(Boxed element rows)
-- START --

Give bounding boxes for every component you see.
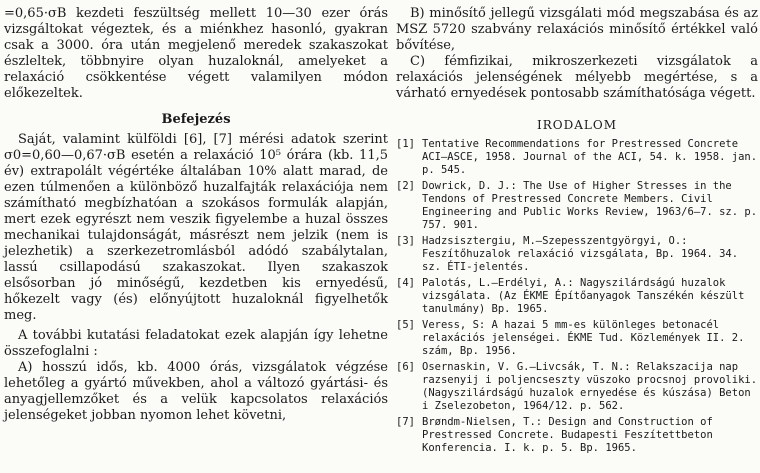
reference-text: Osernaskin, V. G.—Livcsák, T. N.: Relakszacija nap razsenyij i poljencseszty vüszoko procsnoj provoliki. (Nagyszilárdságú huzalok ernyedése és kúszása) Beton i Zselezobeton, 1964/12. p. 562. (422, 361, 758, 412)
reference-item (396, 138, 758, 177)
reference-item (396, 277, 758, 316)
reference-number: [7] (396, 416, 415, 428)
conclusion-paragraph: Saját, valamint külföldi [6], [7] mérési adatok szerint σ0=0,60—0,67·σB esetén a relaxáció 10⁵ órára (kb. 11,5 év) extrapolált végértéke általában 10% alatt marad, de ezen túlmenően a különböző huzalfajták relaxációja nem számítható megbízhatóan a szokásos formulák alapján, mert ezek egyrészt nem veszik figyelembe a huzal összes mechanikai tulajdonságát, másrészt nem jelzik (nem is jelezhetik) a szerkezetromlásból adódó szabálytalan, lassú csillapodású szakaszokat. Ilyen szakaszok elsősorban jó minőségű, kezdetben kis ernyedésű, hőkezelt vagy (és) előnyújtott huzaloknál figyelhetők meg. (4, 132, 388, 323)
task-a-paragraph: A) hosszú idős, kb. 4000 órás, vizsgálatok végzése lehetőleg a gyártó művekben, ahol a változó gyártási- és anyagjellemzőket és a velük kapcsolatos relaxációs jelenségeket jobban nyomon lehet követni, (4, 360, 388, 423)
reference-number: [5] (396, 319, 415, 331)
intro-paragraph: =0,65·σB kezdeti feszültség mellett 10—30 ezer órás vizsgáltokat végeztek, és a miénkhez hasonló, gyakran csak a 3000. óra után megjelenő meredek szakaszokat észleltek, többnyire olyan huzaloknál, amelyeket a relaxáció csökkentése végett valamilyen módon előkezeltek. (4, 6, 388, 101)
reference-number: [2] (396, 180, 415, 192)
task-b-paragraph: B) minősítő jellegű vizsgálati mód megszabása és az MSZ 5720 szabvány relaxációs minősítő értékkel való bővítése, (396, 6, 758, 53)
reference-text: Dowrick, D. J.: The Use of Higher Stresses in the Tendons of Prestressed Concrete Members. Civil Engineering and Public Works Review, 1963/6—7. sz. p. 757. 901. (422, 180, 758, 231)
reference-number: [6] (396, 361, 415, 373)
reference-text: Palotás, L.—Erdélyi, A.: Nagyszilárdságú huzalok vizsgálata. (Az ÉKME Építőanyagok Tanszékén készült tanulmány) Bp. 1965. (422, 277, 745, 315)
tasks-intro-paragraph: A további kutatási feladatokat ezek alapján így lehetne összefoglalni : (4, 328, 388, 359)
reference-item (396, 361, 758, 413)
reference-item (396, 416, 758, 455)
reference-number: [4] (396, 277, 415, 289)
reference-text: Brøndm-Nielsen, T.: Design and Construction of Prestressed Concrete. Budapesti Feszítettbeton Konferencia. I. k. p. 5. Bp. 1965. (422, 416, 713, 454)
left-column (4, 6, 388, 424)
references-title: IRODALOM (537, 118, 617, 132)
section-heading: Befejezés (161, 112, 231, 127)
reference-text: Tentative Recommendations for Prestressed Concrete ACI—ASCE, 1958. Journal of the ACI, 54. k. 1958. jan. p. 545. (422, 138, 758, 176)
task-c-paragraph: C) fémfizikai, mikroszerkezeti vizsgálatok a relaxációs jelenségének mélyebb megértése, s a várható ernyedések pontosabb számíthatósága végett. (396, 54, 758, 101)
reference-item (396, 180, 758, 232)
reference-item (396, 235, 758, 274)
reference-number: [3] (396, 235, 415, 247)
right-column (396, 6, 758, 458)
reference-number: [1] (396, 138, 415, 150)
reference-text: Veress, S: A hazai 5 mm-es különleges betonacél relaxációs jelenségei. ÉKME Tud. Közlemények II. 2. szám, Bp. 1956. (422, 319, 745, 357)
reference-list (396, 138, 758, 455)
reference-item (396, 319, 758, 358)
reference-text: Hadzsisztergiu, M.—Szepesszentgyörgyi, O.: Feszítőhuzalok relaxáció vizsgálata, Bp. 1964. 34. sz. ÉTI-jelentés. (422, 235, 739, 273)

-- END --
-- START --

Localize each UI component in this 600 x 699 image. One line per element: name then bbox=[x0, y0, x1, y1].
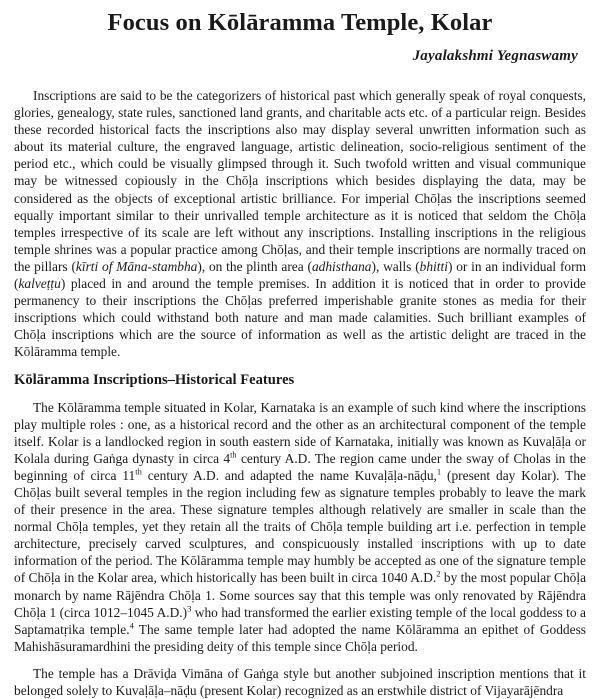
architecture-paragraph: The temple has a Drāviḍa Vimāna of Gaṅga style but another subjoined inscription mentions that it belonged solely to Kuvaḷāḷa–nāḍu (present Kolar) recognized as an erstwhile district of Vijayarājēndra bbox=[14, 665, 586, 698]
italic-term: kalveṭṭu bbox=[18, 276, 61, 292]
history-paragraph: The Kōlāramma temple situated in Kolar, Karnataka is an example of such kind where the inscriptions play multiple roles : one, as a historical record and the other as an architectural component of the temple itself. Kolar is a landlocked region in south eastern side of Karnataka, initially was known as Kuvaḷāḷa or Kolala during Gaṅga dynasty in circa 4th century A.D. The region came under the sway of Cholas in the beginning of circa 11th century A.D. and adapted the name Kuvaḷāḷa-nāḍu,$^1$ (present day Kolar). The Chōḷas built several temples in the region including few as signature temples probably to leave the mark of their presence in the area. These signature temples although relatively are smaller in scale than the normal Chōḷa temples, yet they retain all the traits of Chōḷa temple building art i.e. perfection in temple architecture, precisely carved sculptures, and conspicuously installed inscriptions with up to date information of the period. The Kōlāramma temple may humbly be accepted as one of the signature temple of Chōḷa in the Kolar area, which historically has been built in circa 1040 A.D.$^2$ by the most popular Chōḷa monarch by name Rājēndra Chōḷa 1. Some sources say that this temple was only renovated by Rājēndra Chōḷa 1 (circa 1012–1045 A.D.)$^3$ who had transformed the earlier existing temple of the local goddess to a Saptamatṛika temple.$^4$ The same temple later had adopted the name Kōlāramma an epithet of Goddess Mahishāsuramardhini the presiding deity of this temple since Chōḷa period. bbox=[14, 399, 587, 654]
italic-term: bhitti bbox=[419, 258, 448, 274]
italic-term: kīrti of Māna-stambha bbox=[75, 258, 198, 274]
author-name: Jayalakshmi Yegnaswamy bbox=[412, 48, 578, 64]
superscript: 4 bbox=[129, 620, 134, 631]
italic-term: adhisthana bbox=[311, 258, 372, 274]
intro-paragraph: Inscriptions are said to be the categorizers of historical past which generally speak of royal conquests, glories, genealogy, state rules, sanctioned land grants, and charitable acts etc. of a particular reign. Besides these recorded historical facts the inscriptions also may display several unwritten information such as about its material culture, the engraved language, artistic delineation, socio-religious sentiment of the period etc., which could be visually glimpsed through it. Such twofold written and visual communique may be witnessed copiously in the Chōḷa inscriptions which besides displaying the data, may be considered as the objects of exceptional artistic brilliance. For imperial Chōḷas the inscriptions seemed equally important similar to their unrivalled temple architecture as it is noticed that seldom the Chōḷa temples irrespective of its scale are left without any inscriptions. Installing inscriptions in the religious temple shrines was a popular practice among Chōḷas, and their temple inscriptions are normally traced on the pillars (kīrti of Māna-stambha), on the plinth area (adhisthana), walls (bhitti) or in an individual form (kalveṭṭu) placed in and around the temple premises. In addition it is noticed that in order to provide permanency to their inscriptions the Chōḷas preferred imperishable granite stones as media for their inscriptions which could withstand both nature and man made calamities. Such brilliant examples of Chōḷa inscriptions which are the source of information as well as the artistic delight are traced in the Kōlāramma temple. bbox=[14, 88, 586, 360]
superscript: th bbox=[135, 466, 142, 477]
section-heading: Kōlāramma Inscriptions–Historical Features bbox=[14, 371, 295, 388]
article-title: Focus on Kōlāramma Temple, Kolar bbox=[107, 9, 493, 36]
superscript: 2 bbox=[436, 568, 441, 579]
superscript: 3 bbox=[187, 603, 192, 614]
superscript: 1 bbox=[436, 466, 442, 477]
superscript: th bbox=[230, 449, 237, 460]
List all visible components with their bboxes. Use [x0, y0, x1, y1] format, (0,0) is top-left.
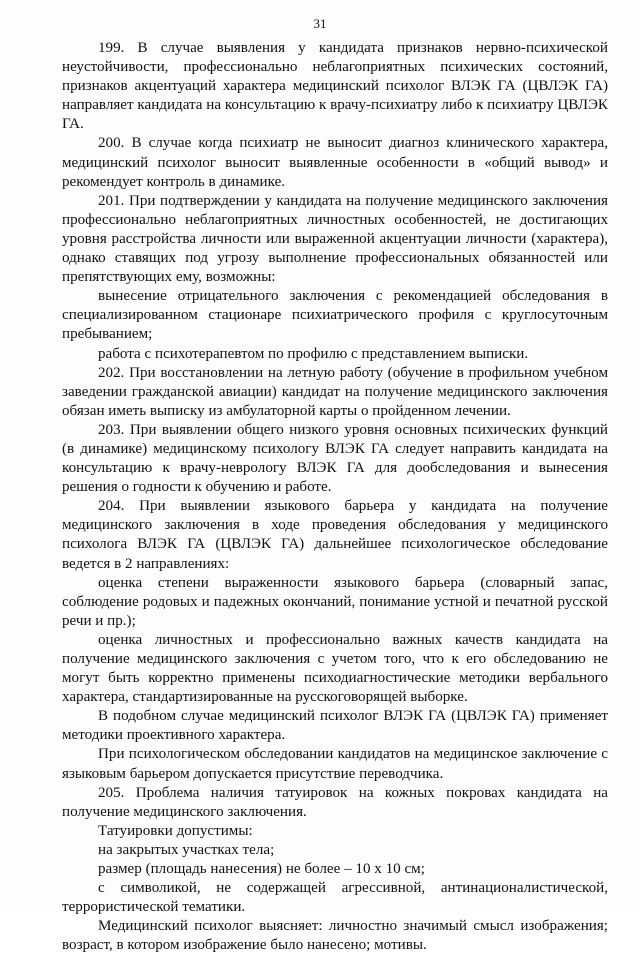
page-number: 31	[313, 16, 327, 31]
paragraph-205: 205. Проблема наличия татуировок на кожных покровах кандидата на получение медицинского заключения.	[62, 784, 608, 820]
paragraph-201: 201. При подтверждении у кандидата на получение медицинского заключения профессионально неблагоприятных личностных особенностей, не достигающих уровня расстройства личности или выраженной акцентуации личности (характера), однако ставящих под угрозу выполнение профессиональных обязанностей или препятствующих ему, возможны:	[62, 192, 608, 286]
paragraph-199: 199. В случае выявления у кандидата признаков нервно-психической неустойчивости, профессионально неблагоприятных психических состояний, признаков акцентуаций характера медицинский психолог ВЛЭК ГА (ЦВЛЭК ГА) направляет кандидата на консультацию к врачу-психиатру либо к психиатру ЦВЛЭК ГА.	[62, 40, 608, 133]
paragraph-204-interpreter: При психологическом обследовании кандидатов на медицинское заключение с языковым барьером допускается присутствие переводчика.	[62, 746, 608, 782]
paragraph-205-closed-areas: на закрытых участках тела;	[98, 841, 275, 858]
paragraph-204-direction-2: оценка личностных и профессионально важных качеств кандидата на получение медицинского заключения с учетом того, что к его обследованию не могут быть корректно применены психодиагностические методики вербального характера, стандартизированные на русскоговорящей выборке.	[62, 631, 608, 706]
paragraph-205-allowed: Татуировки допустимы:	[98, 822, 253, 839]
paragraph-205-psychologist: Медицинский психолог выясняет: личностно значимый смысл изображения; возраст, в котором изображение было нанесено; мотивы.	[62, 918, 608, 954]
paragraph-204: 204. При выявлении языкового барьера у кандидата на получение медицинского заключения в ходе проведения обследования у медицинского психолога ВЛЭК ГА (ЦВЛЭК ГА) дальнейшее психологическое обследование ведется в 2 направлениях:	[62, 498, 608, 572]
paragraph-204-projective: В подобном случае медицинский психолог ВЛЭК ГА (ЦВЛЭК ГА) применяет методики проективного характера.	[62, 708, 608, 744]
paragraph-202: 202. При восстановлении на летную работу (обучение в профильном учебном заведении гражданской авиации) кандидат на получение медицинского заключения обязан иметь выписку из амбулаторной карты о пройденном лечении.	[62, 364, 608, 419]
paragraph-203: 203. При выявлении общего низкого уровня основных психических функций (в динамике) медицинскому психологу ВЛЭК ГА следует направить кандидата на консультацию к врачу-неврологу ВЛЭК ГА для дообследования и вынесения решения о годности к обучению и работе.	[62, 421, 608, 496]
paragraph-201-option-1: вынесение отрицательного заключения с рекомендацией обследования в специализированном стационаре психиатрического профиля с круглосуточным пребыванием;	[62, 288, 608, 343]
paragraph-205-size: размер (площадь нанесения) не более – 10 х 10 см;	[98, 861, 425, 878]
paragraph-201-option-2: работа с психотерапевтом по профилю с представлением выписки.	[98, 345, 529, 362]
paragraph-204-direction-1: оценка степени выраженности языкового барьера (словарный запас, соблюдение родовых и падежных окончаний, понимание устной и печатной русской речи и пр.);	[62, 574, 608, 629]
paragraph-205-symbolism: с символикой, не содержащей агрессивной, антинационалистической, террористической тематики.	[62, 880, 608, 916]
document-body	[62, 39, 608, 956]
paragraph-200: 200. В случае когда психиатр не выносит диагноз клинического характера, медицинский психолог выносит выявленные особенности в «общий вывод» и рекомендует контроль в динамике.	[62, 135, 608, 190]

-- END --
-- START --

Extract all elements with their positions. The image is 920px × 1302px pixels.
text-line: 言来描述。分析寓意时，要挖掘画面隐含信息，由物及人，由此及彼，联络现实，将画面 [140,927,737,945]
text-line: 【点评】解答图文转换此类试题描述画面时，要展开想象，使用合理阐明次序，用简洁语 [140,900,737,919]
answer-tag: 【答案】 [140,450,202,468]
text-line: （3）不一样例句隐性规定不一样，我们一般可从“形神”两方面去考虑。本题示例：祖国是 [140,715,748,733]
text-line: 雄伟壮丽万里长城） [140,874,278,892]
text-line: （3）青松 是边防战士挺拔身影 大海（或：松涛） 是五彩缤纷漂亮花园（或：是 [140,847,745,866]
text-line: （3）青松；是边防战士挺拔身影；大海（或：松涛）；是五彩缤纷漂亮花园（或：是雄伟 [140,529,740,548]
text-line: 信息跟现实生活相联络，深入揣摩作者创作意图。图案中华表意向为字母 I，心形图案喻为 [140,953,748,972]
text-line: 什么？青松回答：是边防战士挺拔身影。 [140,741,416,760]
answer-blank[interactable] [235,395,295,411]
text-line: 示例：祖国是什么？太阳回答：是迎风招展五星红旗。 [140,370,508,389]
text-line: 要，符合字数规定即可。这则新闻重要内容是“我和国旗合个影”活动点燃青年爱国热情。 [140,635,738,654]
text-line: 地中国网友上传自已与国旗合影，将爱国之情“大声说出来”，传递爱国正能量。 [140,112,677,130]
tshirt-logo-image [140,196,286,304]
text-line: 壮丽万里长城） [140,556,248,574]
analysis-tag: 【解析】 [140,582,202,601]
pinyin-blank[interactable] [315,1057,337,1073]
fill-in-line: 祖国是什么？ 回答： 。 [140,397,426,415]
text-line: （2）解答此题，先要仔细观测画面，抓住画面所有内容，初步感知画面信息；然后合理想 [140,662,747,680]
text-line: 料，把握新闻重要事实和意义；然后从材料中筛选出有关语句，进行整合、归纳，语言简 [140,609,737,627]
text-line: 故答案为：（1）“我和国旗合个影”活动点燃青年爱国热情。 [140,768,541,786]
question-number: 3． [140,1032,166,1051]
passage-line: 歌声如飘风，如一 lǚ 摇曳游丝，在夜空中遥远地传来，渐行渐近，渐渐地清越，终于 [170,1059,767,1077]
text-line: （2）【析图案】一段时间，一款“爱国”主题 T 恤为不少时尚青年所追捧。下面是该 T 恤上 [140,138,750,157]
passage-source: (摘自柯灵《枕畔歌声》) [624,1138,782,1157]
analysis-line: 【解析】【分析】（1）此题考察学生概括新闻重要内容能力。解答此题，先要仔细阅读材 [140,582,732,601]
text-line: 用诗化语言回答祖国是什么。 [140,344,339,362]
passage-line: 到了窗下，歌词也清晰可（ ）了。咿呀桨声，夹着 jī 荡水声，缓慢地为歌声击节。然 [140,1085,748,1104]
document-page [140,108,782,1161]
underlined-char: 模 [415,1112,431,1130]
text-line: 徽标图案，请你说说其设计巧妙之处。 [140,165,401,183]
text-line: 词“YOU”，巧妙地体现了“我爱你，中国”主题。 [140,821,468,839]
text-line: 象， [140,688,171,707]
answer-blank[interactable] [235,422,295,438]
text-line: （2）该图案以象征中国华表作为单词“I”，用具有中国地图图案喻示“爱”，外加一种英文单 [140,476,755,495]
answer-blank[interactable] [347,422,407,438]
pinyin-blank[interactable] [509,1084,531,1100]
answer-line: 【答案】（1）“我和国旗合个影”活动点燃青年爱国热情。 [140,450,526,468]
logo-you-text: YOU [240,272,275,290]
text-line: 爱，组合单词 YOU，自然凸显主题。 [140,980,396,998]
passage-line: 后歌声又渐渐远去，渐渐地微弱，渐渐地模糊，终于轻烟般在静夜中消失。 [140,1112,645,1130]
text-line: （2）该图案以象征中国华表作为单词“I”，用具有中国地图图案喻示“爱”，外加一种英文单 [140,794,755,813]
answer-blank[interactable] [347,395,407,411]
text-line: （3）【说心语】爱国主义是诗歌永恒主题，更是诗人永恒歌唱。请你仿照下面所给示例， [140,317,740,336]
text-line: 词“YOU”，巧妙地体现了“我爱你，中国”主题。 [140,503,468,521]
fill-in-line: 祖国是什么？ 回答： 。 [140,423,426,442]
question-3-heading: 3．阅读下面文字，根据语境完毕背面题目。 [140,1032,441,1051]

-- END --

▶ **Stated problem**:
Reproduce the rows above without any change, starting with the row that contains "Extract all elements" and ending with the row that contains "text-line: 爱，组合单词 YOU，自然凸显主题。", both included.

▶ **Problem solution**:
Extract all elements with their positions. The image is 920px × 1302px pixels.
text-line: 言来描述。分析寓意时，要挖掘画面隐含信息，由物及人，由此及彼，联络现实，将画面 [140,927,737,945]
text-line: 【点评】解答图文转换此类试题描述画面时，要展开想象，使用合理阐明次序，用简洁语 [140,900,737,919]
answer-tag: 【答案】 [140,450,202,468]
text-line: （3）不一样例句隐性规定不一样，我们一般可从“形神”两方面去考虑。本题示例：祖国是 [140,715,748,733]
text-line: 雄伟壮丽万里长城） [140,874,278,892]
text-line: （3）青松 是边防战士挺拔身影 大海（或：松涛） 是五彩缤纷漂亮花园（或：是 [140,847,745,866]
text-line: （3）青松；是边防战士挺拔身影；大海（或：松涛）；是五彩缤纷漂亮花园（或：是雄伟 [140,529,740,548]
text-line: 信息跟现实生活相联络，深入揣摩作者创作意图。图案中华表意向为字母 I，心形图案喻为 [140,953,748,972]
text-line: 什么？青松回答：是边防战士挺拔身影。 [140,741,416,760]
answer-blank[interactable] [235,395,295,411]
text-line: 示例：祖国是什么？太阳回答：是迎风招展五星红旗。 [140,370,508,389]
text-line: 要，符合字数规定即可。这则新闻重要内容是“我和国旗合个影”活动点燃青年爱国热情。 [140,635,738,654]
text-line: 地中国网友上传自已与国旗合影，将爱国之情“大声说出来”，传递爱国正能量。 [140,112,677,130]
tshirt-logo-image [140,196,286,304]
text-line: 壮丽万里长城） [140,556,248,574]
analysis-tag: 【解析】 [140,582,202,601]
pinyin-blank[interactable] [315,1057,337,1073]
fill-in-line: 祖国是什么？ 回答： 。 [140,397,426,415]
text-line: （2）解答此题，先要仔细观测画面，抓住画面所有内容，初步感知画面信息；然后合理想 [140,662,747,680]
text-line: 料，把握新闻重要事实和意义；然后从材料中筛选出有关语句，进行整合、归纳，语言简 [140,609,737,627]
text-line: 故答案为：（1）“我和国旗合个影”活动点燃青年爱国热情。 [140,768,541,786]
question-number: 3． [140,1032,166,1051]
passage-line: 歌声如飘风，如一 lǚ 摇曳游丝，在夜空中遥远地传来，渐行渐近，渐渐地清越，终于 [170,1059,767,1077]
text-line: （2）【析图案】一段时间，一款“爱国”主题 T 恤为不少时尚青年所追捧。下面是该 T 恤上 [140,138,750,157]
passage-source: (摘自柯灵《枕畔歌声》) [624,1138,782,1157]
analysis-line: 【解析】【分析】（1）此题考察学生概括新闻重要内容能力。解答此题，先要仔细阅读材 [140,582,732,601]
text-line: 用诗化语言回答祖国是什么。 [140,344,339,362]
passage-line: 到了窗下，歌词也清晰可（ ）了。咿呀桨声，夹着 jī 荡水声，缓慢地为歌声击节。然 [140,1085,748,1104]
document-page [140,108,782,1161]
underlined-char: 模 [415,1112,431,1130]
text-line: 徽标图案，请你说说其设计巧妙之处。 [140,165,401,183]
text-line: 词“YOU”，巧妙地体现了“我爱你，中国”主题。 [140,821,468,839]
text-line: 象， [140,688,171,707]
answer-blank[interactable] [235,422,295,438]
text-line: （2）该图案以象征中国华表作为单词“I”，用具有中国地图图案喻示“爱”，外加一种英文单 [140,476,755,495]
answer-blank[interactable] [347,422,407,438]
pinyin-blank[interactable] [509,1084,531,1100]
answer-line: 【答案】（1）“我和国旗合个影”活动点燃青年爱国热情。 [140,450,526,468]
logo-you-text: YOU [240,272,275,290]
text-line: 爱，组合单词 YOU，自然凸显主题。 [140,980,396,998]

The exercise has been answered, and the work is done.